PROVIDED RECORDS ▸
## START
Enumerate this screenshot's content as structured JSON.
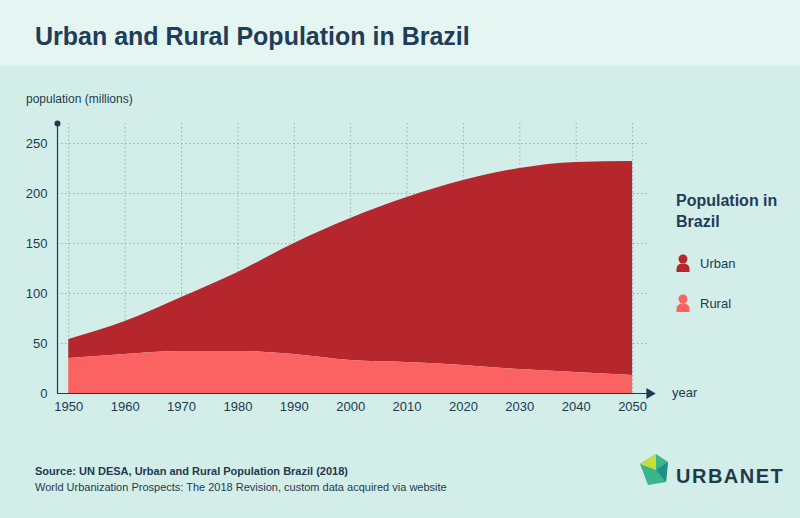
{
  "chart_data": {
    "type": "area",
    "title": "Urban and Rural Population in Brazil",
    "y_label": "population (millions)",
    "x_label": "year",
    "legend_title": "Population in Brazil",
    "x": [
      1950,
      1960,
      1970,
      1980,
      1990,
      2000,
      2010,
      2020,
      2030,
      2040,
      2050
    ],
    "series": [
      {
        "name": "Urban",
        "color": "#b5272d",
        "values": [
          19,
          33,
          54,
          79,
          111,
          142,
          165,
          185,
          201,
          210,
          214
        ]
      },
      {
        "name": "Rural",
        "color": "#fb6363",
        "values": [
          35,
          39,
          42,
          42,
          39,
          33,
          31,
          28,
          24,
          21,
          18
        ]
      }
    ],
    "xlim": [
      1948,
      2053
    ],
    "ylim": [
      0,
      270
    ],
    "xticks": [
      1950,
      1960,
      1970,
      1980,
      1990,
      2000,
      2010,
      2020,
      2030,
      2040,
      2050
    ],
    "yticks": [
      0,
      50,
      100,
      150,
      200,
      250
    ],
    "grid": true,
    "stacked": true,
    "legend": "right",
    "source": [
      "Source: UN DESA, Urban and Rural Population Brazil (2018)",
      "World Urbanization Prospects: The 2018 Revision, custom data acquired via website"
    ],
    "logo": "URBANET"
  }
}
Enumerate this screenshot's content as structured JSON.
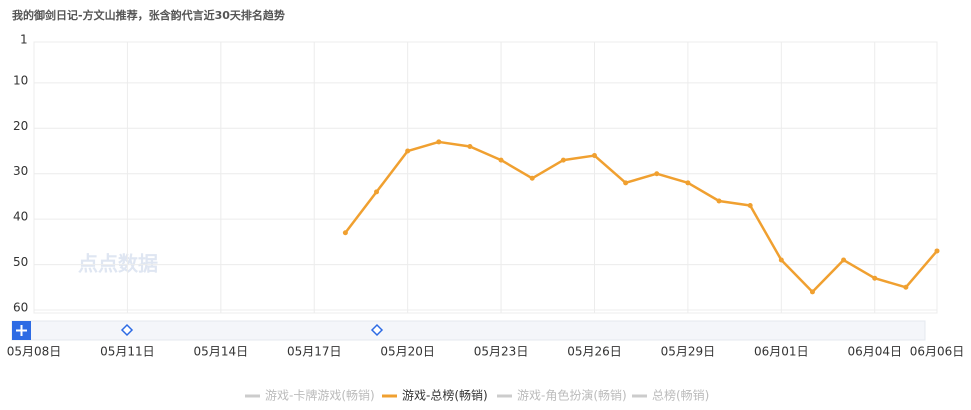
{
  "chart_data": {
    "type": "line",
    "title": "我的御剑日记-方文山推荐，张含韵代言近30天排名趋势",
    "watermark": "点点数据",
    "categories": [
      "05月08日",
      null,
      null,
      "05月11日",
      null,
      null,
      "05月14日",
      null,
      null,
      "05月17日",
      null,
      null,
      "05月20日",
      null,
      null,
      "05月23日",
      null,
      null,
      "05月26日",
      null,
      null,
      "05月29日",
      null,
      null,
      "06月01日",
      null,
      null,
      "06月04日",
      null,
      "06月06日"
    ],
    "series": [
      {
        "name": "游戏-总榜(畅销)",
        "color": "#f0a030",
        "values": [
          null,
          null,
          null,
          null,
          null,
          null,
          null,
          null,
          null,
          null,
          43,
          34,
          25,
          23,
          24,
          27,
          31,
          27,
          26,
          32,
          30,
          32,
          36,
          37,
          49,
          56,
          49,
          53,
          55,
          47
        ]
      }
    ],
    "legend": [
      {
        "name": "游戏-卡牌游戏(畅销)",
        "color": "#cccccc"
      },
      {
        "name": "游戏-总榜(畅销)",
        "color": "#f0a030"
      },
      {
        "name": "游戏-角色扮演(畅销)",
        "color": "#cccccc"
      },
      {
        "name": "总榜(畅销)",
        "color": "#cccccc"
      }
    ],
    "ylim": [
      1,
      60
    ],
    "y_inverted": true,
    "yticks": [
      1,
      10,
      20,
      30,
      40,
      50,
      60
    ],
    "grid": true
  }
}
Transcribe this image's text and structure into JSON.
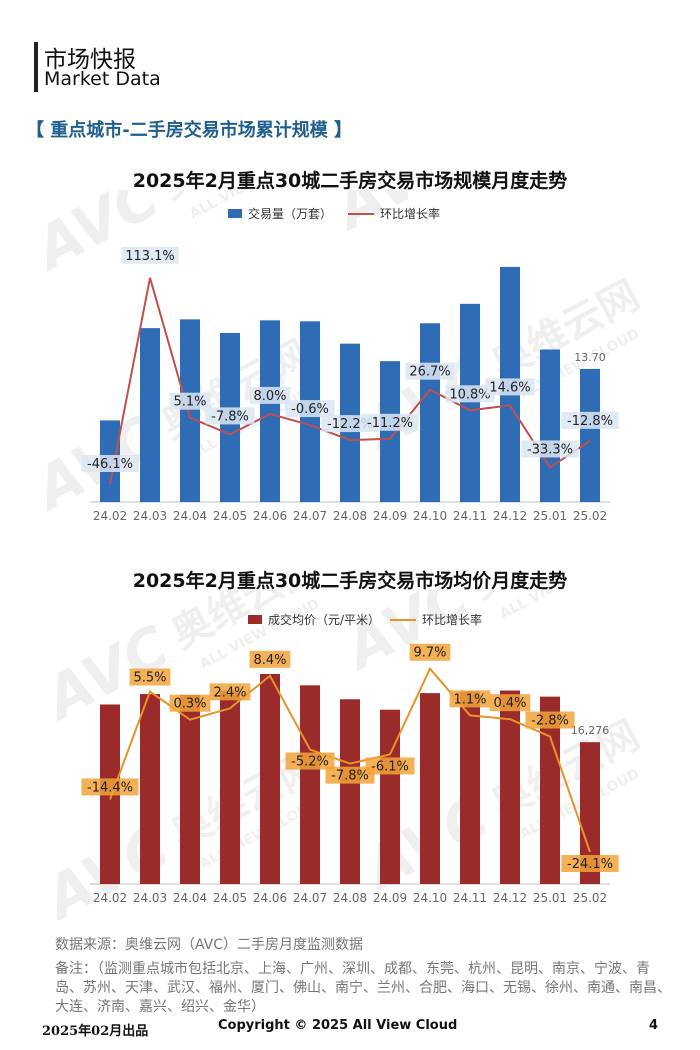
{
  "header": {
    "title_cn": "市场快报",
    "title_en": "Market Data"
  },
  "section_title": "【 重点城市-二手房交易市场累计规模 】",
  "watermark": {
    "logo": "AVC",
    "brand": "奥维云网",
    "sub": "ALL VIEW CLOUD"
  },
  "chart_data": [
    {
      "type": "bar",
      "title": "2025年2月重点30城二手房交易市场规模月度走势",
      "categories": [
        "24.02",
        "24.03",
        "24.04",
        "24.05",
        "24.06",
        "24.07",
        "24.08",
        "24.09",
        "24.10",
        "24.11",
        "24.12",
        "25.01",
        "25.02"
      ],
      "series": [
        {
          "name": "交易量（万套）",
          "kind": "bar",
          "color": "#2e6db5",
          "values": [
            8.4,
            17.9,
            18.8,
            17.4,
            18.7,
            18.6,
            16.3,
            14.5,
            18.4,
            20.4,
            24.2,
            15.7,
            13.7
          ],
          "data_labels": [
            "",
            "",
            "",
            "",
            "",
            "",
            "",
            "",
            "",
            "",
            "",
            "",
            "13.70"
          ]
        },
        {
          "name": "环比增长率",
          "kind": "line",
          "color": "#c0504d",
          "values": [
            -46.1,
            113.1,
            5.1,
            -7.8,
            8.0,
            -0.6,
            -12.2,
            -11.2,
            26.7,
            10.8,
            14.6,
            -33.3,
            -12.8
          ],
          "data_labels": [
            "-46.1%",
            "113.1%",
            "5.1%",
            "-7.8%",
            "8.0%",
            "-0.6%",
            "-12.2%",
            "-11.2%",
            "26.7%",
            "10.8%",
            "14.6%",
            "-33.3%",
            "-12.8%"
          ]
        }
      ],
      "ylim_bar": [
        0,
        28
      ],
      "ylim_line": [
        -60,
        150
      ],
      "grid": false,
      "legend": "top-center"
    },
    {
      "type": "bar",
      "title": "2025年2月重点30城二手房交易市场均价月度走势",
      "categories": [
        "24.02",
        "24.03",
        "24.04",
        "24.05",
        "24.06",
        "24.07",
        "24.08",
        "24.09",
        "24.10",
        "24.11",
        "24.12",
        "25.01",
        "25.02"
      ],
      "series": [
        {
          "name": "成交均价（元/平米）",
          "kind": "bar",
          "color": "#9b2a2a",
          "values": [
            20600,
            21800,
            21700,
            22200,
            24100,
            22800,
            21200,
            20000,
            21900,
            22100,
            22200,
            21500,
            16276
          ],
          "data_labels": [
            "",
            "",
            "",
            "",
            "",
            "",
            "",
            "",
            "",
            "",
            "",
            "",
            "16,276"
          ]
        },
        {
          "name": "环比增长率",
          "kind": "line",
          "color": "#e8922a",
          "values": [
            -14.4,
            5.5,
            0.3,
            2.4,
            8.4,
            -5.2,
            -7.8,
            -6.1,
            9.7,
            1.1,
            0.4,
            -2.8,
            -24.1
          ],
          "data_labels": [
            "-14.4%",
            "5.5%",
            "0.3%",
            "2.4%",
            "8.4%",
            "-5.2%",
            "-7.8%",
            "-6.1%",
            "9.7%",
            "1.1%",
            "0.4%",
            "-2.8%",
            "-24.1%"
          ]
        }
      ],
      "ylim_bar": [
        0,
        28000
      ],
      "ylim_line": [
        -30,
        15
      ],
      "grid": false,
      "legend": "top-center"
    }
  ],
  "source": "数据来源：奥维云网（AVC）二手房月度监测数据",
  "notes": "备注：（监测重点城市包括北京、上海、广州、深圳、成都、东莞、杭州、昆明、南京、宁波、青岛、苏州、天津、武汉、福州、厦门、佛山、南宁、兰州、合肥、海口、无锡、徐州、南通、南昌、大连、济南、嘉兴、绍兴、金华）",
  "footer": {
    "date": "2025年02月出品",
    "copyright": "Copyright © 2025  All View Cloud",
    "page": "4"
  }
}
## END
TASK REQUIREMENTS ▸
Print all entries exactly. The images do not belong in the copy.

FINAL RESULT ▸
Enumerate this screenshot's content as structured JSON.
{
  "chart_data": {
    "type": "area",
    "title": "Urban and Rural Population in Brazil",
    "y_label": "population (millions)",
    "x_label": "year",
    "legend_title": "Population in Brazil",
    "x": [
      1950,
      1960,
      1970,
      1980,
      1990,
      2000,
      2010,
      2020,
      2030,
      2040,
      2050
    ],
    "series": [
      {
        "name": "Urban",
        "color": "#b5272d",
        "values": [
          19,
          33,
          54,
          79,
          111,
          142,
          165,
          185,
          201,
          210,
          214
        ]
      },
      {
        "name": "Rural",
        "color": "#fb6363",
        "values": [
          35,
          39,
          42,
          42,
          39,
          33,
          31,
          28,
          24,
          21,
          18
        ]
      }
    ],
    "xlim": [
      1948,
      2053
    ],
    "ylim": [
      0,
      270
    ],
    "xticks": [
      1950,
      1960,
      1970,
      1980,
      1990,
      2000,
      2010,
      2020,
      2030,
      2040,
      2050
    ],
    "yticks": [
      0,
      50,
      100,
      150,
      200,
      250
    ],
    "grid": true,
    "stacked": true,
    "legend": "right",
    "source": [
      "Source: UN DESA, Urban and Rural Population Brazil (2018)",
      "World Urbanization Prospects: The 2018 Revision, custom data acquired via website"
    ],
    "logo": "URBANET"
  }
}
Enumerate this screenshot's content as structured JSON.
{
  "chart_data": {
    "type": "line",
    "title": "我的御剑日记-方文山推荐，张含韵代言近30天排名趋势",
    "watermark": "点点数据",
    "categories": [
      "05月08日",
      null,
      null,
      "05月11日",
      null,
      null,
      "05月14日",
      null,
      null,
      "05月17日",
      null,
      null,
      "05月20日",
      null,
      null,
      "05月23日",
      null,
      null,
      "05月26日",
      null,
      null,
      "05月29日",
      null,
      null,
      "06月01日",
      null,
      null,
      "06月04日",
      null,
      "06月06日"
    ],
    "series": [
      {
        "name": "游戏-总榜(畅销)",
        "color": "#f0a030",
        "values": [
          null,
          null,
          null,
          null,
          null,
          null,
          null,
          null,
          null,
          null,
          43,
          34,
          25,
          23,
          24,
          27,
          31,
          27,
          26,
          32,
          30,
          32,
          36,
          37,
          49,
          56,
          49,
          53,
          55,
          47
        ]
      }
    ],
    "legend": [
      {
        "name": "游戏-卡牌游戏(畅销)",
        "color": "#cccccc"
      },
      {
        "name": "游戏-总榜(畅销)",
        "color": "#f0a030"
      },
      {
        "name": "游戏-角色扮演(畅销)",
        "color": "#cccccc"
      },
      {
        "name": "总榜(畅销)",
        "color": "#cccccc"
      }
    ],
    "ylim": [
      1,
      60
    ],
    "y_inverted": true,
    "yticks": [
      1,
      10,
      20,
      30,
      40,
      50,
      60
    ],
    "grid": true
  }
}
Transcribe this image's text and structure into JSON.
{
  "header": {
    "title_cn": "市场快报",
    "title_en": "Market Data"
  },
  "section_title": "【 重点城市-二手房交易市场累计规模 】",
  "watermark": {
    "logo": "AVC",
    "brand": "奥维云网",
    "sub": "ALL VIEW CLOUD"
  },
  "chart_data": [
    {
      "type": "bar",
      "title": "2025年2月重点30城二手房交易市场规模月度走势",
      "categories": [
        "24.02",
        "24.03",
        "24.04",
        "24.05",
        "24.06",
        "24.07",
        "24.08",
        "24.09",
        "24.10",
        "24.11",
        "24.12",
        "25.01",
        "25.02"
      ],
      "series": [
        {
          "name": "交易量（万套）",
          "kind": "bar",
          "color": "#2e6db5",
          "values": [
            8.4,
            17.9,
            18.8,
            17.4,
            18.7,
            18.6,
            16.3,
            14.5,
            18.4,
            20.4,
            24.2,
            15.7,
            13.7
          ],
          "data_labels": [
            "",
            "",
            "",
            "",
            "",
            "",
            "",
            "",
            "",
            "",
            "",
            "",
            "13.70"
          ]
        },
        {
          "name": "环比增长率",
          "kind": "line",
          "color": "#c0504d",
          "values": [
            -46.1,
            113.1,
            5.1,
            -7.8,
            8.0,
            -0.6,
            -12.2,
            -11.2,
            26.7,
            10.8,
            14.6,
            -33.3,
            -12.8
          ],
          "data_labels": [
            "-46.1%",
            "113.1%",
            "5.1%",
            "-7.8%",
            "8.0%",
            "-0.6%",
            "-12.2%",
            "-11.2%",
            "26.7%",
            "10.8%",
            "14.6%",
            "-33.3%",
            "-12.8%"
          ]
        }
      ],
      "ylim_bar": [
        0,
        28
      ],
      "ylim_line": [
        -60,
        150
      ],
      "grid": false,
      "legend": "top-center"
    },
    {
      "type": "bar",
      "title": "2025年2月重点30城二手房交易市场均价月度走势",
      "categories": [
        "24.02",
        "24.03",
        "24.04",
        "24.05",
        "24.06",
        "24.07",
        "24.08",
        "24.09",
        "24.10",
        "24.11",
        "24.12",
        "25.01",
        "25.02"
      ],
      "series": [
        {
          "name": "成交均价（元/平米）",
          "kind": "bar",
          "color": "#9b2a2a",
          "values": [
            20600,
            21800,
            21700,
            22200,
            24100,
            22800,
            21200,
            20000,
            21900,
            22100,
            22200,
            21500,
            16276
          ],
          "data_labels": [
            "",
            "",
            "",
            "",
            "",
            "",
            "",
            "",
            "",
            "",
            "",
            "",
            "16,276"
          ]
        },
        {
          "name": "环比增长率",
          "kind": "line",
          "color": "#e8922a",
          "values": [
            -14.4,
            5.5,
            0.3,
            2.4,
            8.4,
            -5.2,
            -7.8,
            -6.1,
            9.7,
            1.1,
            0.4,
            -2.8,
            -24.1
          ],
          "data_labels": [
            "-14.4%",
            "5.5%",
            "0.3%",
            "2.4%",
            "8.4%",
            "-5.2%",
            "-7.8%",
            "-6.1%",
            "9.7%",
            "1.1%",
            "0.4%",
            "-2.8%",
            "-24.1%"
          ]
        }
      ],
      "ylim_bar": [
        0,
        28000
      ],
      "ylim_line": [
        -30,
        15
      ],
      "grid": false,
      "legend": "top-center"
    }
  ],
  "source": "数据来源：奥维云网（AVC）二手房月度监测数据",
  "notes": "备注：（监测重点城市包括北京、上海、广州、深圳、成都、东莞、杭州、昆明、南京、宁波、青岛、苏州、天津、武汉、福州、厦门、佛山、南宁、兰州、合肥、海口、无锡、徐州、南通、南昌、大连、济南、嘉兴、绍兴、金华）",
  "footer": {
    "date": "2025年02月出品",
    "copyright": "Copyright © 2025  All View Cloud",
    "page": "4"
  }
}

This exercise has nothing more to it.